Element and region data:
++++++++

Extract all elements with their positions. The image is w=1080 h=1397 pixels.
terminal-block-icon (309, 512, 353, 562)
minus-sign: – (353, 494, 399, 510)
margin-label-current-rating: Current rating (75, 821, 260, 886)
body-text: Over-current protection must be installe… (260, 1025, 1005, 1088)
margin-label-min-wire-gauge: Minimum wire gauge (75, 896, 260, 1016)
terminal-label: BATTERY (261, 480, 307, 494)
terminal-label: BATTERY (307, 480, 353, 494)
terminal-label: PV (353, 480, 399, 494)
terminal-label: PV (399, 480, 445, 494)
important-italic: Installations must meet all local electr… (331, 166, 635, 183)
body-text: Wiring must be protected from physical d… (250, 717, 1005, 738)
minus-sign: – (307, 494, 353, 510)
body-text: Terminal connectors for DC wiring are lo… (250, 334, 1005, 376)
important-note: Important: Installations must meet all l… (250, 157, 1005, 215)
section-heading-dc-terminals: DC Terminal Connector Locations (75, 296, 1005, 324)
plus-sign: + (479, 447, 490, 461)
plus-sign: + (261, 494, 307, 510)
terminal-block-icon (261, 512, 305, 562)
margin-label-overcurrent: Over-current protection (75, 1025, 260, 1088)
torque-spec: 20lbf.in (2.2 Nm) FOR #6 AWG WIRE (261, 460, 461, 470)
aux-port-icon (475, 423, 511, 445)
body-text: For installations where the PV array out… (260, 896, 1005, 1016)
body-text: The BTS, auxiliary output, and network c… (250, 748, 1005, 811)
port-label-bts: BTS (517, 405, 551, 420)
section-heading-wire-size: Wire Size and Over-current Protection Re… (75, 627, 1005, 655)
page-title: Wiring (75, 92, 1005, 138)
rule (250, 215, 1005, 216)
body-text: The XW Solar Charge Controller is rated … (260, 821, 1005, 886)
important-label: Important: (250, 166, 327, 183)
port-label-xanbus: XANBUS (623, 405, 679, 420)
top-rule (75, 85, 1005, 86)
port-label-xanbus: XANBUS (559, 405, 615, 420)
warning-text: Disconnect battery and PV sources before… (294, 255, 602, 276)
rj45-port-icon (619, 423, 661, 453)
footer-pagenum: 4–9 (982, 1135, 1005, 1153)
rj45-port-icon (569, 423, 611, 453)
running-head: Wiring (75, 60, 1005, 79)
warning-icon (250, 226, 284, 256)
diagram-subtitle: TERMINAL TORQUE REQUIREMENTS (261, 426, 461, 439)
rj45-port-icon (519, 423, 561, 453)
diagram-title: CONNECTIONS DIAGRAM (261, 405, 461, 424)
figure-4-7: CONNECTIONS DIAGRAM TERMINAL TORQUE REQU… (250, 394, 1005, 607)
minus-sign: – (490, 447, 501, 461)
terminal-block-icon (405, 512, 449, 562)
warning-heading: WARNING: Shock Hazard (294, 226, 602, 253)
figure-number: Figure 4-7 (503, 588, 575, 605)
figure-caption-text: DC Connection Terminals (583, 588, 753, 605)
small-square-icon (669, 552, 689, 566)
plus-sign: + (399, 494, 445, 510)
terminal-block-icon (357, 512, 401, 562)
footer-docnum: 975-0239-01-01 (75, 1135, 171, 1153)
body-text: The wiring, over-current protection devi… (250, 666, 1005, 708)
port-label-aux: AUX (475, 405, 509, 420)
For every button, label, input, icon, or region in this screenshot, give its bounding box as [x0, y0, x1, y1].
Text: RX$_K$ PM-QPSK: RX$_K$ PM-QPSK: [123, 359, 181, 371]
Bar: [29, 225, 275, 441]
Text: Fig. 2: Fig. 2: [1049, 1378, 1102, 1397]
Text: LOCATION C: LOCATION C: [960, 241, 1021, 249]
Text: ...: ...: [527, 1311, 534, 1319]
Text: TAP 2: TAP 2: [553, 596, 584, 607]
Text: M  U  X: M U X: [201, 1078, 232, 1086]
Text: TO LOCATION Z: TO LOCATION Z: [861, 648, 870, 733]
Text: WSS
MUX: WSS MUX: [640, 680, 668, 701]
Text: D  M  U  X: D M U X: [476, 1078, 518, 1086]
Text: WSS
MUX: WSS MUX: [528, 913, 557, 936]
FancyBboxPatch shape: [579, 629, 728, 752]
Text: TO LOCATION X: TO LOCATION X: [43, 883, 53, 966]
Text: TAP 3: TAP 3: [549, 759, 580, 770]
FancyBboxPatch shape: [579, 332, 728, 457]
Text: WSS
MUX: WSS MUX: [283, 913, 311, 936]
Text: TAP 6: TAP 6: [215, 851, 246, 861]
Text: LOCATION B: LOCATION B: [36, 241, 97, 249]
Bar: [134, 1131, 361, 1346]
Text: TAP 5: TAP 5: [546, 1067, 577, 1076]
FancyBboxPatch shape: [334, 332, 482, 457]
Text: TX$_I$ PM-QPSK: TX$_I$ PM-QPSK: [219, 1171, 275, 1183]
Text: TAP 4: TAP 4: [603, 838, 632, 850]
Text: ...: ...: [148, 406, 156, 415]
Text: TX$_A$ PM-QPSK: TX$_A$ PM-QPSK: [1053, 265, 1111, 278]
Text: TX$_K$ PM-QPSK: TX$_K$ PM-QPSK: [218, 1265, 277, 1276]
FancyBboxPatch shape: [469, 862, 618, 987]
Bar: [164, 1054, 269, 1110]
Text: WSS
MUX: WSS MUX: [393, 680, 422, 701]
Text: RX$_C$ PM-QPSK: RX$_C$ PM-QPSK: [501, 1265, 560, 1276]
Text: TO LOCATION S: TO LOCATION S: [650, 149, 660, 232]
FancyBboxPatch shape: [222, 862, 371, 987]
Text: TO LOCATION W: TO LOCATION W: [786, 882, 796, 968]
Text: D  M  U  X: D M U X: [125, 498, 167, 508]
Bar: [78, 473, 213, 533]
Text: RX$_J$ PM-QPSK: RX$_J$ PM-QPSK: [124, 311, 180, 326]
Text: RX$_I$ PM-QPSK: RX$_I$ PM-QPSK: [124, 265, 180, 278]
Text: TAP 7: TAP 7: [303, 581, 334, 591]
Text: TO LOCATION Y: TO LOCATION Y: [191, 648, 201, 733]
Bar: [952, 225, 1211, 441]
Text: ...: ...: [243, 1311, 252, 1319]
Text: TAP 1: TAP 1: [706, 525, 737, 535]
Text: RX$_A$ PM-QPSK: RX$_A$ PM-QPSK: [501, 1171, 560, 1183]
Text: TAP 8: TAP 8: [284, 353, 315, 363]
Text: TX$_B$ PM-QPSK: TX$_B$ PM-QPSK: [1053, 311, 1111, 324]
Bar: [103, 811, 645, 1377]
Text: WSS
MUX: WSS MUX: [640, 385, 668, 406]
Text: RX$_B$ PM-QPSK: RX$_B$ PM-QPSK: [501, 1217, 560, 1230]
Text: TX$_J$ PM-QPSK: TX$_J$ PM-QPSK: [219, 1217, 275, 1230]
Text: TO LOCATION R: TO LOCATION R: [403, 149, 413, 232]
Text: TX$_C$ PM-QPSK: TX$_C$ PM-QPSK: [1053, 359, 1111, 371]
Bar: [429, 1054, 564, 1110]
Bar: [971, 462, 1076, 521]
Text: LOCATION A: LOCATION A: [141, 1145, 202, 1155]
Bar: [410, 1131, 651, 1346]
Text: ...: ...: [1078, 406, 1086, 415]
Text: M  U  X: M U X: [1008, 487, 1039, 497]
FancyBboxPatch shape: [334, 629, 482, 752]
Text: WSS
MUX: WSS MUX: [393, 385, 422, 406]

++++++++

◆ Work instructions ◆
Copy the rows word for word, starting with the first row and stopping after the one that contains "important-italic: Installations must".

◆ Completed task ◆
Extract all elements with their positions. The image is w=1080 h=1397 pixels.
terminal-block-icon (309, 512, 353, 562)
minus-sign: – (353, 494, 399, 510)
margin-label-current-rating: Current rating (75, 821, 260, 886)
body-text: Over-current protection must be installe… (260, 1025, 1005, 1088)
margin-label-min-wire-gauge: Minimum wire gauge (75, 896, 260, 1016)
terminal-label: BATTERY (261, 480, 307, 494)
terminal-label: BATTERY (307, 480, 353, 494)
terminal-label: PV (353, 480, 399, 494)
terminal-label: PV (399, 480, 445, 494)
important-italic: Installations must meet all local electr… (331, 166, 635, 183)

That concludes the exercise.